Collected data:
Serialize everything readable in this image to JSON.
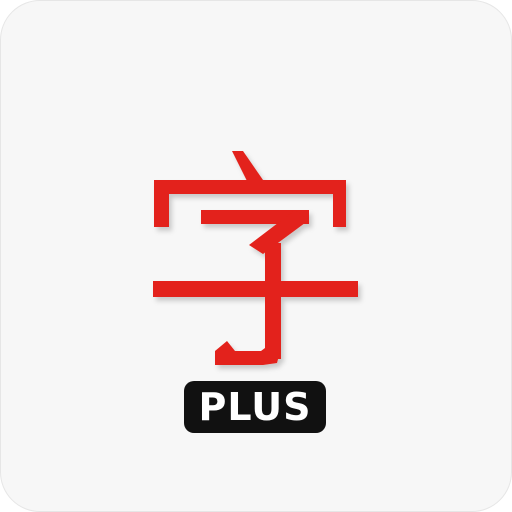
{
  "app_icon": {
    "glyph": "字",
    "glyph_color": "#e3221a",
    "background_color": "#f7f7f7",
    "badge": {
      "label": "PLUS",
      "background_color": "#111111",
      "text_color": "#ffffff"
    }
  }
}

Work instructions: All of the lines above should be retyped precisely, apart from the pictures.

Answer in full:
Serialize everything readable in this image to JSON.
{
  "app_icon": {
    "glyph": "字",
    "glyph_color": "#e3221a",
    "background_color": "#f7f7f7",
    "badge": {
      "label": "PLUS",
      "background_color": "#111111",
      "text_color": "#ffffff"
    }
  }
}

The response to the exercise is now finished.